━━━━━ INPUT FOR THIS TASK

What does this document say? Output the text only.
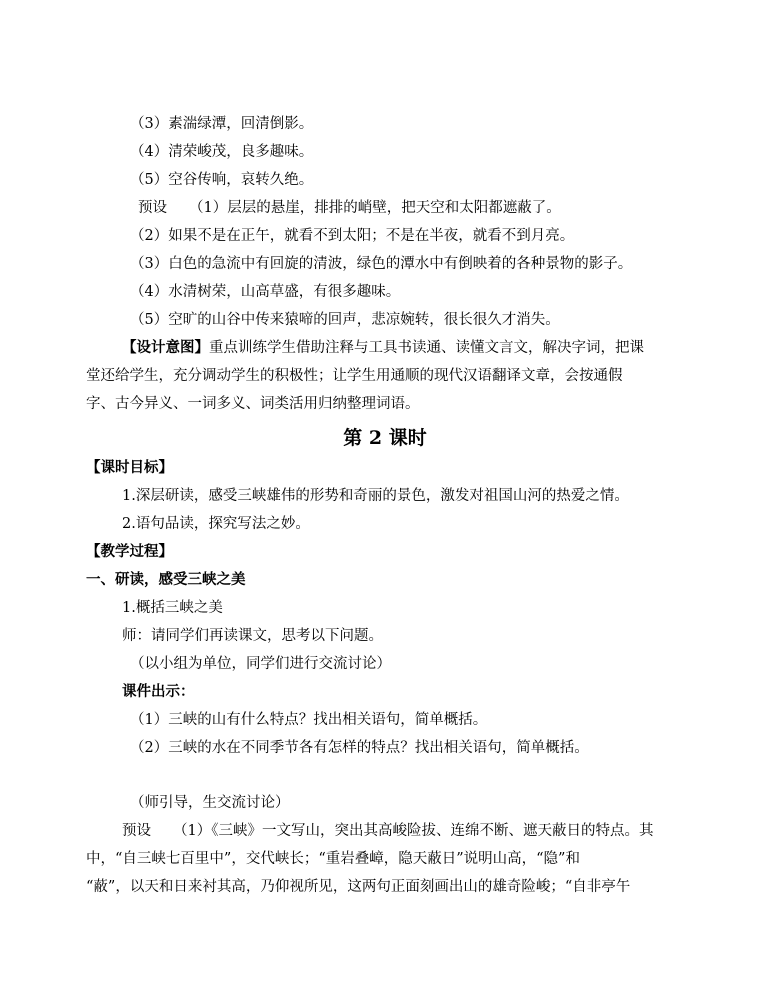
（3）素湍绿潭，回清倒影。
（4）清荣峻茂，良多趣味。
（5）空谷传响，哀转久绝。
预设 （1）层层的悬崖，排排的峭壁，把天空和太阳都遮蔽了。
（2）如果不是在正午，就看不到太阳；不是在半夜，就看不到月亮。
（3）白色的急流中有回旋的清波，绿色的潭水中有倒映着的各种景物的影子。
（4）水清树荣，山高草盛，有很多趣味。
（5）空旷的山谷中传来猿啼的回声，悲凉婉转，很长很久才消失。
【设计意图】重点训练学生借助注释与工具书读通、读懂文言文，解决字词，把课
堂还给学生，充分调动学生的积极性；让学生用通顺的现代汉语翻译文章，会按通假
字、古今异义、一词多义、词类活用归纳整理词语。
第 2 课时
【课时目标】
1.深层研读，感受三峡雄伟的形势和奇丽的景色，激发对祖国山河的热爱之情。
2.语句品读，探究写法之妙。
【教学过程】
一、研读，感受三峡之美
1.概括三峡之美
师：请同学们再读课文，思考以下问题。
（以小组为单位，同学们进行交流讨论）
课件出示：
（1）三峡的山有什么特点？找出相关语句，简单概括。
（2）三峡的水在不同季节各有怎样的特点？找出相关语句，简单概括。
（师引导，生交流讨论）
预设 （1）《三峡》一文写山，突出其高峻险拔、连绵不断、遮天蔽日的特点。其
中，“自三峡七百里中”，交代峡长；“重岩叠嶂，隐天蔽日”说明山高，“隐”和
“蔽”，以天和日来衬其高，乃仰视所见，这两句正面刻画出山的雄奇险峻；“自非亭午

━━━━━━━━━━

Review the preceding data and report every line that includes the string "简单概括".

（1）三峡的山有什么特点？找出相关语句，简单概括。
（2）三峡的水在不同季节各有怎样的特点？找出相关语句，简单概括。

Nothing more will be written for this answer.